Problem to work on: Each entry below should be echoed exactly, with pictures omitted.

(Rows from a dataset)
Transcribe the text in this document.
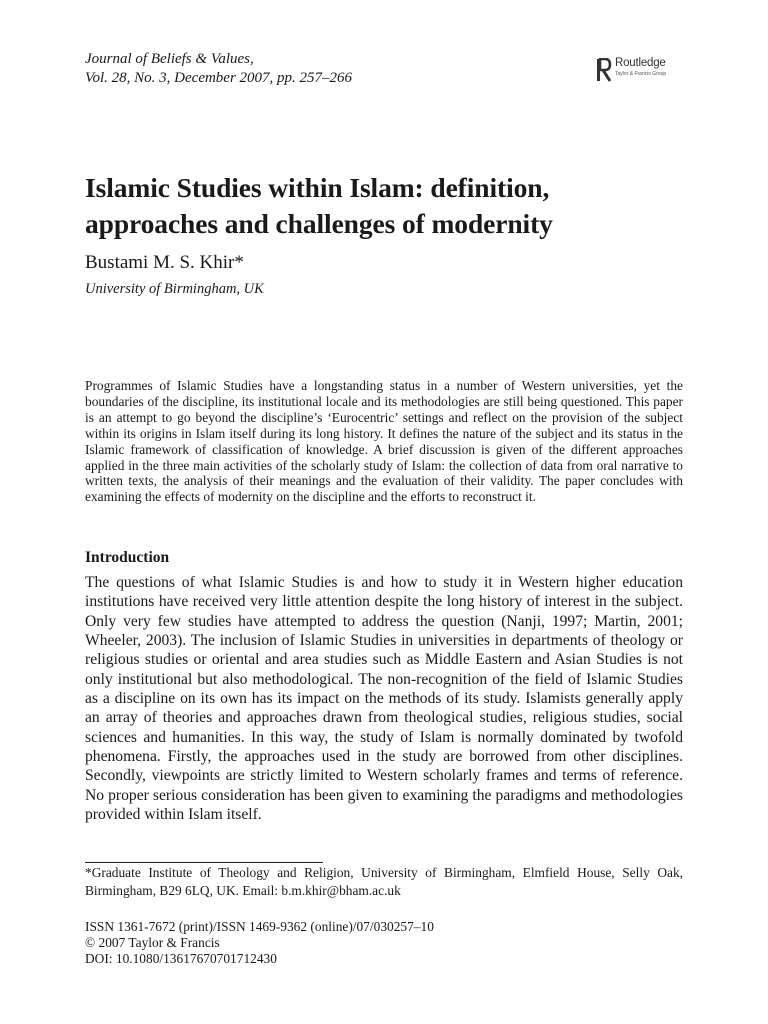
Journal of Beliefs & Values,
Vol. 28, No. 3, December 2007, pp. 257–266
Routledge
Taylor & Francis Group
Islamic Studies within Islam: definition,
approaches and challenges of modernity
Bustami M. S. Khir*
University of Birmingham, UK
Programmes of Islamic Studies have a longstanding status in a number of Western universities, yet the boundaries of the discipline, its institutional locale and its methodologies are still being questioned. This paper is an attempt to go beyond the discipline’s ‘Eurocentric’ settings and reflect on the provision of the subject within its origins in Islam itself during its long history. It defines the nature of the subject and its status in the Islamic framework of classification of knowledge. A brief discussion is given of the different approaches applied in the three main activities of the scholarly study of Islam: the collection of data from oral narrative to written texts, the analysis of their meanings and the evaluation of their validity. The paper concludes with examining the effects of modernity on the discipline and the efforts to reconstruct it.
Introduction
The questions of what Islamic Studies is and how to study it in Western higher education institutions have received very little attention despite the long history of interest in the subject. Only very few studies have attempted to address the question (Nanji, 1997; Martin, 2001; Wheeler, 2003). The inclusion of Islamic Studies in universities in departments of theology or religious studies or oriental and area studies such as Middle Eastern and Asian Studies is not only institutional but also methodological. The non-recognition of the field of Islamic Studies as a discipline on its own has its impact on the methods of its study. Islamists generally apply an array of theories and approaches drawn from theological studies, religious studies, social sciences and humanities. In this way, the study of Islam is normally dominated by twofold phenomena. Firstly, the approaches used in the study are borrowed from other disciplines. Secondly, viewpoints are strictly limited to Western scholarly frames and terms of reference. No proper serious consideration has been given to examining the paradigms and methodologies provided within Islam itself.
*Graduate Institute of Theology and Religion, University of Birmingham, Elmfield House, Selly Oak, Birmingham, B29 6LQ, UK. Email: b.m.khir@bham.ac.uk
ISSN 1361-7672 (print)/ISSN 1469-9362 (online)/07/030257–10
© 2007 Taylor & Francis
DOI: 10.1080/13617670701712430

Correct answer:
Transcribe the text in this document.
Journal of Beliefs & Values,
Vol. 28, No. 3, December 2007, pp. 257–266
Routledge
Taylor & Francis Group
Islamic Studies within Islam: definition,
approaches and challenges of modernity
Bustami M. S. Khir*
University of Birmingham, UK
Programmes of Islamic Studies have a longstanding status in a number of Western universities, yet the boundaries of the discipline, its institutional locale and its methodologies are still being questioned. This paper is an attempt to go beyond the discipline’s ‘Eurocentric’ settings and reflect on the provision of the subject within its origins in Islam itself during its long history. It defines the nature of the subject and its status in the Islamic framework of classification of knowledge. A brief discussion is given of the different approaches applied in the three main activities of the scholarly study of Islam: the collection of data from oral narrative to written texts, the analysis of their meanings and the evaluation of their validity. The paper concludes with examining the effects of modernity on the discipline and the efforts to reconstruct it.
Introduction
The questions of what Islamic Studies is and how to study it in Western higher education institutions have received very little attention despite the long history of interest in the subject. Only very few studies have attempted to address the question (Nanji, 1997; Martin, 2001; Wheeler, 2003). The inclusion of Islamic Studies in universities in departments of theology or religious studies or oriental and area studies such as Middle Eastern and Asian Studies is not only institutional but also methodological. The non-recognition of the field of Islamic Studies as a discipline on its own has its impact on the methods of its study. Islamists generally apply an array of theories and approaches drawn from theological studies, religious studies, social sciences and humanities. In this way, the study of Islam is normally dominated by twofold phenomena. Firstly, the approaches used in the study are borrowed from other disciplines. Secondly, viewpoints are strictly limited to Western scholarly frames and terms of reference. No proper serious consideration has been given to examining the paradigms and methodologies provided within Islam itself.
*Graduate Institute of Theology and Religion, University of Birmingham, Elmfield House, Selly Oak, Birmingham, B29 6LQ, UK. Email: b.m.khir@bham.ac.uk
ISSN 1361-7672 (print)/ISSN 1469-9362 (online)/07/030257–10
© 2007 Taylor & Francis
DOI: 10.1080/13617670701712430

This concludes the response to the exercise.